* Problem description: Duplicate the part of the material that opens with the line containing "treemap-leaf[interactable] [756, 557, 787, 586]" and closes with the line containing "leaf-label: 8302.10 [858, 566, 900, 576]".

-.-.-

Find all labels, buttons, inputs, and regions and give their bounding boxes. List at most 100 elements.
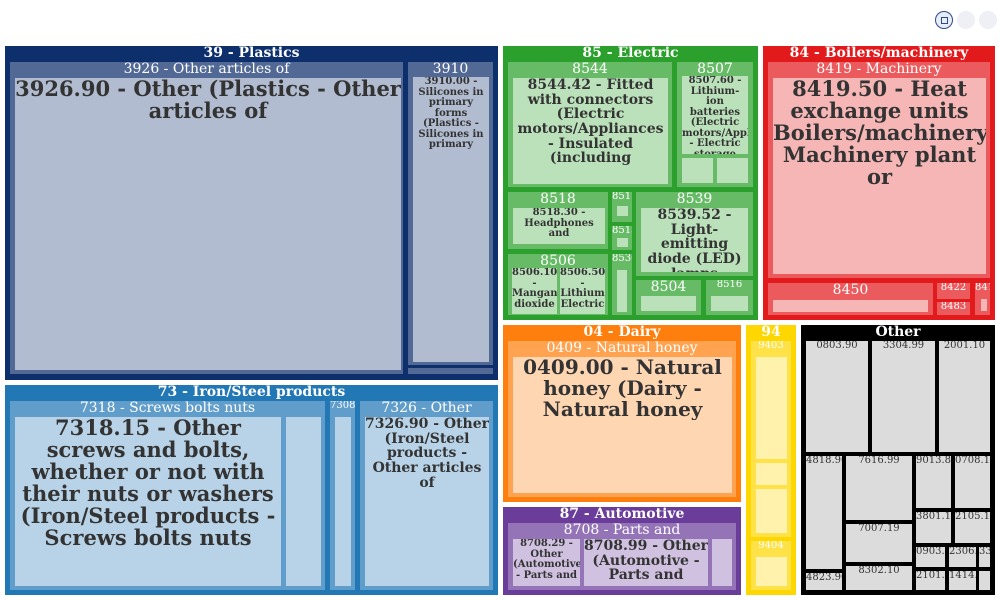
treemap-leaf[interactable] [756, 557, 787, 586]
treemap-leaf[interactable] [712, 539, 732, 586]
group-label: Other [875, 325, 921, 340]
treemap-leaf[interactable]: 2001.10 [939, 341, 990, 452]
subgroup-label: 8530 [612, 254, 632, 264]
leaf-label: 8302.10 [858, 566, 900, 576]
treemap-leaf[interactable]: 3926.90 - Other (Plastics - Other articl… [15, 78, 401, 370]
treemap-leaf[interactable]: 4823.90 [806, 573, 842, 590]
treemap-leaf[interactable]: 8539.52 - Light-emitting diode (LED) lam… [641, 208, 748, 272]
subgroup-label: 8414 [975, 283, 990, 293]
subgroup-label: 9404 [758, 541, 784, 551]
treemap-leaf[interactable]: 8518.30 - Headphones and [513, 208, 605, 244]
treemap-chart: 39 - Plastics 3926 - Other articles of 392… [0, 0, 1000, 600]
treemap-leaf[interactable]: 7318.15 - Other screws and bolts, whethe… [15, 417, 281, 586]
treemap-leaf[interactable]: 8419.50 - Heat exchange units Boilers/ma… [773, 78, 986, 274]
treemap-leaf[interactable]: 8708.99 - Other (Automotive - Parts and [584, 539, 708, 586]
leaf-label: 4823.90 [806, 573, 842, 583]
treemap-leaf[interactable]: 9013.80 [916, 456, 951, 508]
treemap-leaf[interactable]: 3304 [979, 547, 990, 567]
treemap-leaf[interactable]: 3910.00 - Silicones in primary forms (Pl… [413, 77, 489, 362]
leaf-label: 7616.99 [858, 456, 900, 466]
treemap-leaf[interactable]: 3304.99 [872, 341, 935, 452]
treemap-leaf[interactable]: 2306.90 [949, 547, 976, 567]
treemap-leaf[interactable]: 8708.29 - Other (Automotive - Parts and [513, 539, 580, 586]
treemap-leaf[interactable]: 0708.10 [955, 456, 990, 508]
treemap-leaf[interactable]: 8506.50 - Lithium Electric [560, 268, 605, 314]
subgroup-label: 8544 [572, 62, 608, 77]
leaf-label: 7318.15 - Other screws and bolts, whethe… [20, 417, 276, 550]
subgroup-label: 7308 [330, 401, 355, 411]
treemap-leaf[interactable]: 0409.00 - Natural honey (Dairy - Natural… [513, 357, 732, 493]
treemap-leaf[interactable]: 8302.10 [846, 566, 912, 590]
leaf-label: 8544.42 - Fitted with connectors (Electr… [517, 78, 664, 167]
treemap-leaf[interactable]: 7616.99 [846, 456, 912, 520]
leaf-label: 0903.10 [916, 547, 945, 557]
leaf-label: 8708.29 - Other (Automotive - Parts and [513, 539, 580, 581]
treemap-leaf[interactable] [617, 238, 628, 247]
treemap-leaf[interactable] [286, 417, 321, 586]
subgroup-label: 9403 [758, 341, 784, 351]
subgroup-label: 8517 [612, 192, 632, 202]
leaf-label: 7007.19 [858, 524, 900, 534]
leaf-label: 2306.90 [949, 547, 976, 557]
treemap-leaf[interactable]: 0903.10 [916, 547, 945, 567]
treemap-leaf[interactable] [756, 489, 787, 533]
treemap-subgroup[interactable]: 8422 [937, 283, 970, 299]
treemap-leaf[interactable]: 7007.19 [846, 524, 912, 562]
leaf-label: 0708.10 [955, 456, 990, 466]
treemap-leaf[interactable] [617, 206, 628, 216]
treemap-leaf[interactable] [711, 296, 748, 311]
treemap-leaf[interactable]: 0803.90 [806, 341, 868, 452]
treemap-leaf[interactable] [773, 300, 928, 312]
treemap-leaf[interactable]: 2101.11 [916, 571, 945, 590]
treemap-leaf[interactable] [756, 357, 787, 459]
treemap-leaf[interactable] [717, 158, 748, 183]
treemap-leaf[interactable] [617, 270, 627, 312]
leaf-label: 8518.30 - Headphones and [524, 208, 594, 239]
treemap-leaf[interactable] [641, 296, 696, 311]
leaf-label: 4818.90 [806, 456, 842, 466]
treemap-subgroup[interactable]: 8483 [937, 302, 970, 315]
treemap-leaf[interactable]: 2105.11 [955, 512, 990, 543]
leaf-label: 8506.50 - Lithium Electric [560, 268, 605, 310]
subgroup-label: 8539 [676, 192, 713, 207]
leaf-label: 9013.80 [916, 456, 951, 466]
treemap-leaf[interactable]: 8507.60 - Lithium-ion batteries (Electri… [682, 76, 748, 154]
leaf-label: 0409.00 - Natural honey (Dairy - Natural… [523, 357, 722, 420]
leaf-label: 8539.52 - Light-emitting diode (LED) lam… [647, 208, 742, 272]
group-label: 73 - Iron/Steel products [157, 385, 346, 400]
leaf-label: 3304.99 [882, 341, 925, 351]
leaf-label: 8419.50 - Heat exchange units Boilers/ma… [773, 78, 986, 189]
subgroup-label: 8518 [540, 192, 576, 207]
group-label: 85 - Electric [582, 46, 679, 61]
group-label: 94 [761, 325, 781, 340]
treemap-leaf[interactable]: 1414.00 [949, 571, 976, 590]
group-label: 84 - Boilers/machinery [789, 46, 969, 61]
leaf-label: 3801.10 [916, 512, 951, 522]
treemap-leaf[interactable]: 7326.90 - Other (Iron/Steel products - O… [365, 417, 489, 586]
subgroup-label: 8504 [650, 280, 687, 295]
leaf-label: 1414.00 [949, 571, 976, 581]
treemap-leaf[interactable] [756, 463, 787, 485]
treemap-leaf[interactable]: 8544.42 - Fitted with connectors (Electr… [513, 78, 668, 184]
leaf-label: 8506.10 - Manganese dioxide [512, 268, 557, 310]
treemap-leaf[interactable] [682, 158, 713, 183]
leaf-label: 0803.90 [816, 341, 858, 351]
treemap-leaf[interactable] [335, 417, 351, 586]
treemap-leaf[interactable]: 8506.10 - Manganese dioxide [512, 268, 557, 314]
leaf-label: 2105.11 [955, 512, 990, 522]
treemap-leaf[interactable] [979, 571, 990, 590]
treemap-subgroup[interactable] [408, 368, 493, 374]
subgroup-label: 7326 - Other [381, 401, 472, 416]
subgroup-label: 8483 [940, 302, 967, 312]
leaf-label: 2001.10 [943, 341, 986, 351]
treemap-leaf[interactable] [981, 299, 987, 311]
group-label: 39 - Plastics [203, 46, 300, 61]
leaf-label: 7326.90 - Other (Iron/Steel products - O… [365, 417, 489, 491]
subgroup-label: 8516 [716, 280, 743, 290]
subgroup-label: 0409 - Natural honey [546, 341, 698, 356]
group-label: 04 - Dairy [583, 325, 661, 340]
subgroup-label: 8422 [940, 283, 967, 293]
treemap-leaf[interactable]: 4818.90 [806, 456, 842, 569]
leaf-label: 8708.99 - Other (Automotive - Parts and [584, 539, 708, 584]
treemap-leaf[interactable]: 3801.10 [916, 512, 951, 543]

-.-.-

* Response for this exercise:
treemap-leaf[interactable] [756, 557, 787, 586]
treemap-leaf[interactable] [712, 539, 732, 586]
group-label: Other [875, 325, 921, 340]
treemap-leaf[interactable]: 2001.10 [939, 341, 990, 452]
subgroup-label: 8530 [612, 254, 632, 264]
leaf-label: 8302.10 [858, 566, 900, 576]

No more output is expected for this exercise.